_Stated problem_: Once the pictures are set aside, transcribe the remaining data exactly.
* Begin *
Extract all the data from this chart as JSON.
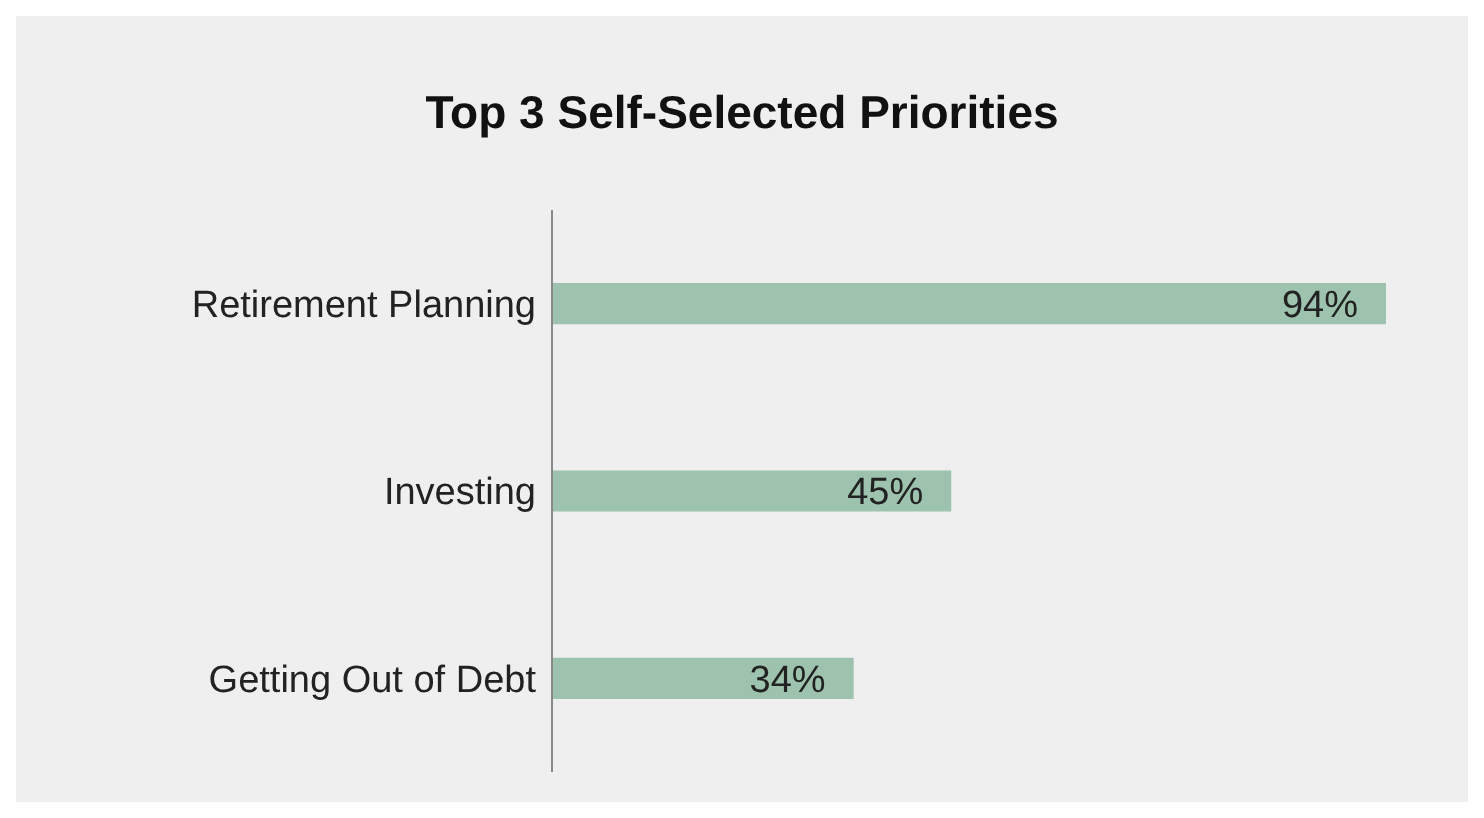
{
  "chart_data": {
    "type": "bar",
    "orientation": "horizontal",
    "title": "Top 3 Self-Selected Priorities",
    "categories": [
      "Retirement Planning",
      "Investing",
      "Getting Out of Debt"
    ],
    "values": [
      94,
      45,
      34
    ],
    "color": "#9dc3ae",
    "value_labels": [
      "94%",
      "45%",
      "34%"
    ],
    "grid": false,
    "legend": false
  }
}
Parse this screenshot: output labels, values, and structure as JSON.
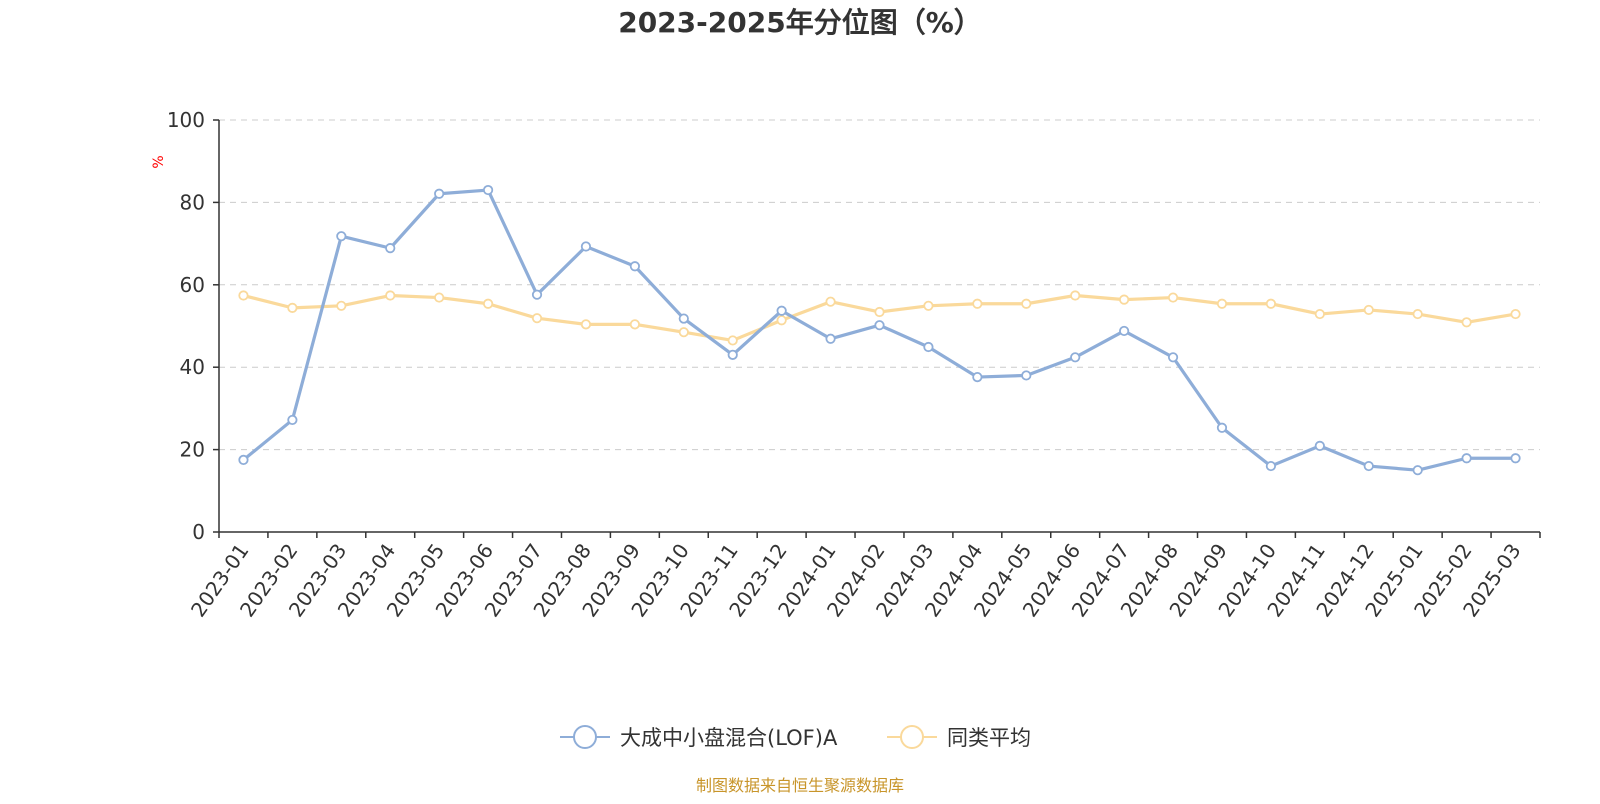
* End *
_Output for this exercise_:
Extract all the data from this chart as JSON.
{
  "chart_data": {
    "type": "bar",
    "orientation": "horizontal",
    "title": "Top 3 Self-Selected Priorities",
    "categories": [
      "Retirement Planning",
      "Investing",
      "Getting Out of Debt"
    ],
    "values": [
      94,
      45,
      34
    ],
    "color": "#9dc3ae",
    "value_labels": [
      "94%",
      "45%",
      "34%"
    ],
    "grid": false,
    "legend": false
  }
}
Parse this screenshot: output labels, values, and structure as JSON.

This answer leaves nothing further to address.